— start STORED DATA —

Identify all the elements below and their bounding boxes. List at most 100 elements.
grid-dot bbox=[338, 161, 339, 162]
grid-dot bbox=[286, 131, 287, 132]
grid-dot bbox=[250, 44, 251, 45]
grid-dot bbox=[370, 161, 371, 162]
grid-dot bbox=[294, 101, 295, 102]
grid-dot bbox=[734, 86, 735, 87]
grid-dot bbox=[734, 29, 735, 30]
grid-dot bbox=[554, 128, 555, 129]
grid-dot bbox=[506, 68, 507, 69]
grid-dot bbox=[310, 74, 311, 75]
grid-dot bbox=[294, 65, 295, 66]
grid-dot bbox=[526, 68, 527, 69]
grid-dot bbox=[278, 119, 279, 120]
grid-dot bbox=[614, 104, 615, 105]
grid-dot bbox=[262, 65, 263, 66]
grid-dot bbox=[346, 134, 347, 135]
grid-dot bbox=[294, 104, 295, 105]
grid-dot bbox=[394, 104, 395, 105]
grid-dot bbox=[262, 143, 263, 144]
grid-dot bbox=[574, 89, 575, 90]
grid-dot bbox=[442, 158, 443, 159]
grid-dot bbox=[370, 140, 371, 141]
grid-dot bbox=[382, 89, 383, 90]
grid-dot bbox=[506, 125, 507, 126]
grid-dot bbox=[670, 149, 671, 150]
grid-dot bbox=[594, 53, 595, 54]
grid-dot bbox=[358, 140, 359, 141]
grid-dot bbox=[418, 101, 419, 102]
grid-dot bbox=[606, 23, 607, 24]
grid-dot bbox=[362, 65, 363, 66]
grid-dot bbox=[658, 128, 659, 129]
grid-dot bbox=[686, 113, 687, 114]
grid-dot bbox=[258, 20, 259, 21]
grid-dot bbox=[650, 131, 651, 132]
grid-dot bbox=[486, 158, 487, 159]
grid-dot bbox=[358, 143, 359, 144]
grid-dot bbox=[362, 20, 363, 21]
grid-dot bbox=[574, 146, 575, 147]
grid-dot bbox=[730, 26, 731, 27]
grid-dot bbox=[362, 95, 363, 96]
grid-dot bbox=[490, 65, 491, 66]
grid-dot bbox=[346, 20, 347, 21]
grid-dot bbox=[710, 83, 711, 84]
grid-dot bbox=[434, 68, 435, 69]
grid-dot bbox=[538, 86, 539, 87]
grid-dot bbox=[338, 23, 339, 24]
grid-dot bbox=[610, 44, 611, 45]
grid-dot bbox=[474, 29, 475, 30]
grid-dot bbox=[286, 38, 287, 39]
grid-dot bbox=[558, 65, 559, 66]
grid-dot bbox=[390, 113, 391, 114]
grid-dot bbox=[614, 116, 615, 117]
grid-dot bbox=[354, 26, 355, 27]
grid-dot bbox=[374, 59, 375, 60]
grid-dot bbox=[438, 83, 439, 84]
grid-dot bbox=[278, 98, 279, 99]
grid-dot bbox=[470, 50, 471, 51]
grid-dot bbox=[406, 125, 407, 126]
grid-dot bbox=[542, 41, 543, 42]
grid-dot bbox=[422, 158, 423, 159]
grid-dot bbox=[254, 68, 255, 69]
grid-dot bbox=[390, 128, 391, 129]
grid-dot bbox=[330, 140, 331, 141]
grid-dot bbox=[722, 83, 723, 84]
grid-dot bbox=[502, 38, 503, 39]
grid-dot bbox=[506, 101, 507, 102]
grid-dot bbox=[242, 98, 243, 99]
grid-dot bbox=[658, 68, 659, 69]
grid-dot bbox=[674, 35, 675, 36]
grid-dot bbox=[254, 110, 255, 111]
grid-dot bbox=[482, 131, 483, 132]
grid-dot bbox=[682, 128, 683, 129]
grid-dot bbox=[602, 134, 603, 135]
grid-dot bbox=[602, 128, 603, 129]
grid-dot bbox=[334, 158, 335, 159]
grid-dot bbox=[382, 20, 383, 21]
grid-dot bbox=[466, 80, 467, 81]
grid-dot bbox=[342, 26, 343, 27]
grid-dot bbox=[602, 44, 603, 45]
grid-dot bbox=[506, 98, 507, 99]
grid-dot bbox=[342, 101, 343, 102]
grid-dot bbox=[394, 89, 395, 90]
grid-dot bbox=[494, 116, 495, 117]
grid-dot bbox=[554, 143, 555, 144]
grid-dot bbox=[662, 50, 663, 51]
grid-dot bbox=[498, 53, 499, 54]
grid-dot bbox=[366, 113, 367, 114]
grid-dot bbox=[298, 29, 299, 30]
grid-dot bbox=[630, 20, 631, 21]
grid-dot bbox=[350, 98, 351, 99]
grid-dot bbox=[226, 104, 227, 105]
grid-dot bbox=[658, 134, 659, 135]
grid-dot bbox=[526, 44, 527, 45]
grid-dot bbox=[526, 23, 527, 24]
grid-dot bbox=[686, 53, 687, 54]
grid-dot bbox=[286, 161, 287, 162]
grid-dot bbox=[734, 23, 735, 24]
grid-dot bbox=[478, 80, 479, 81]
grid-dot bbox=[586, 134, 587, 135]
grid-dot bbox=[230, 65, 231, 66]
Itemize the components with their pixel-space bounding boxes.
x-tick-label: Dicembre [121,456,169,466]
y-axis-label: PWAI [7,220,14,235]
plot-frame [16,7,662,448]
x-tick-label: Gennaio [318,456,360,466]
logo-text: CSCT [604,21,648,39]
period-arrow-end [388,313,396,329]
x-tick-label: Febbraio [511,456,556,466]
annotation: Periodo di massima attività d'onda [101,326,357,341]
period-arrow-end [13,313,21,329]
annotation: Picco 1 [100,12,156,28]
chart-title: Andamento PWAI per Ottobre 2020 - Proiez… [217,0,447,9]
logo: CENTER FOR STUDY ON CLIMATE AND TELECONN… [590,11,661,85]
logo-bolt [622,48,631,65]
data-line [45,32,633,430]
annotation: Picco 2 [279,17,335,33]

— end STORED DATA —

**TASK DIRECTIONS:** Reproduce the rows verbatim, starting from the first line of the rows and ending with the line containing "grid-dot bbox=[614, 104, 615, 105]", including both.

**EXERCISE ANSWER:**
Identify all the elements below and their bounding boxes. List at most 100 elements.
grid-dot bbox=[338, 161, 339, 162]
grid-dot bbox=[286, 131, 287, 132]
grid-dot bbox=[250, 44, 251, 45]
grid-dot bbox=[370, 161, 371, 162]
grid-dot bbox=[294, 101, 295, 102]
grid-dot bbox=[734, 86, 735, 87]
grid-dot bbox=[734, 29, 735, 30]
grid-dot bbox=[554, 128, 555, 129]
grid-dot bbox=[506, 68, 507, 69]
grid-dot bbox=[310, 74, 311, 75]
grid-dot bbox=[294, 65, 295, 66]
grid-dot bbox=[526, 68, 527, 69]
grid-dot bbox=[278, 119, 279, 120]
grid-dot bbox=[614, 104, 615, 105]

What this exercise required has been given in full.